--- PASSAGE TO READ ---

– Chapter 1: embeddings –
After years of exploiting the last layer of ML models, somebody discovered with BERT that the gem was in fact the before last layer, which we now call embeddings.
Because embeddings could encapsulate semantic, indeed.
– Chapter 2: vector databases from vector metrics –
But, even deeper, because embeddings are vectors, and vector spaces bring vector metrics.
With vector metrics you can compare, and therefore cluster, things that are not comparable else. How to compare 2 sentences, 2 images, a sentence to an image…
And so, vector databases were born to store vectors and use vector metrics to find related vectors and concepts.
– Chapter 3: embed embeddings –
It remains difficult to build the embeddings, despite the rise of Python libraries like the tensor frameworks and HuggingFace transformers.
Therefore, some vector databases brought them as vectorizers. Rather than indexing vectors produced elsewhere, they accept texts and images to be vectorized internally.
– Chapter 4: train your embeddings –
This is the last chapter of the so-called “VectorOps” cycle.
While building embeddings from LLMs is already impressive, why not build your LLMs, sub-trained (fine-tuned) on your data?
– Conclusion –
I can also train my CLIP model elsewhere, with hard work, then use it.
But I cannot push on a button to get my CLIP model fine-tuned periodically on my products and user events.

--- SUPPLIED ENTRIES ---

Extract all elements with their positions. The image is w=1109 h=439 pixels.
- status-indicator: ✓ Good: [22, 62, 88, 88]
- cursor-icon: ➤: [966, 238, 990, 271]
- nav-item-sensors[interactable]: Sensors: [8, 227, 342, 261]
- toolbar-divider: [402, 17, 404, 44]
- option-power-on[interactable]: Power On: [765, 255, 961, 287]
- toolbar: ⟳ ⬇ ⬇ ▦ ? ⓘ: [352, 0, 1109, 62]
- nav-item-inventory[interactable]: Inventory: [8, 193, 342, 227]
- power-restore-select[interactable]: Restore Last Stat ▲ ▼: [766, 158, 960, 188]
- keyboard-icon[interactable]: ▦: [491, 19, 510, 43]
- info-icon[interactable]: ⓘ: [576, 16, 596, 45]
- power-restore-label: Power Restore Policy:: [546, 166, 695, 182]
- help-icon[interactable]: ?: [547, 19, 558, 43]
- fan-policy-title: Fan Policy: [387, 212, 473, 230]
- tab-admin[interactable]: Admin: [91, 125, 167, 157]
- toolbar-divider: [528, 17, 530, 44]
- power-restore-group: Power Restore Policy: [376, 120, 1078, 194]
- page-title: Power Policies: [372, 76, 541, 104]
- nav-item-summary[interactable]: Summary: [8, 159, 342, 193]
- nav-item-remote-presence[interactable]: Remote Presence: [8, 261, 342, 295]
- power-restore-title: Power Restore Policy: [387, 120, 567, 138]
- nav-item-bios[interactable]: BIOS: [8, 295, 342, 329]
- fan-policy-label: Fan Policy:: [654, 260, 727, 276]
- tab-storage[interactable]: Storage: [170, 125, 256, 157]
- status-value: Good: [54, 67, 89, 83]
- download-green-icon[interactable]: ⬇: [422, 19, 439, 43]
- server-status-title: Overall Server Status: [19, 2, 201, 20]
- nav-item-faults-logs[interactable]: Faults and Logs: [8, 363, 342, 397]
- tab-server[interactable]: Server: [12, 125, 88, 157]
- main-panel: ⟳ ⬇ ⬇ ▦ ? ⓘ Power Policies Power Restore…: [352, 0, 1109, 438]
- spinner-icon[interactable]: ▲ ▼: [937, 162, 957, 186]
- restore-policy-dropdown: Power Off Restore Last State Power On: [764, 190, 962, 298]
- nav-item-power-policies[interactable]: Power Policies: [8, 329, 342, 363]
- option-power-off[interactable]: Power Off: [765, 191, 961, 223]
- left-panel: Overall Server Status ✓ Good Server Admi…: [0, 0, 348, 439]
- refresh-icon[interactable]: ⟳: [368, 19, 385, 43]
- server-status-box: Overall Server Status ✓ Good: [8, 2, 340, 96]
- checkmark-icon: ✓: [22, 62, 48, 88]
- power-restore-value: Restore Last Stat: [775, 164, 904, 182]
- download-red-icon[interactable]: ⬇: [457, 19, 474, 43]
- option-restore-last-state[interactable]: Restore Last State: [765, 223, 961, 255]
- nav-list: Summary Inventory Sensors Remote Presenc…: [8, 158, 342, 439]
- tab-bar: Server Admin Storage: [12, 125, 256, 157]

---

== STUDY QUESTIONS ==
1) In the passage on embeddings, which layer of ML models did somebody discover with BERT to be the gem?
2) Retype the part of the passage on embeddings starting with "Therefore, some vector" and going on through "be vectorized internally.".
The listing has no connection to the passage on embeddings.

== SOLUTIONS TO THE EXERCISE ==
1) The before last layer, now called embeddings.

2)
Therefore, some vector databases brought them as vectorizers. Rather than indexing vectors produced elsewhere, they accept texts and images to be vectorized internally.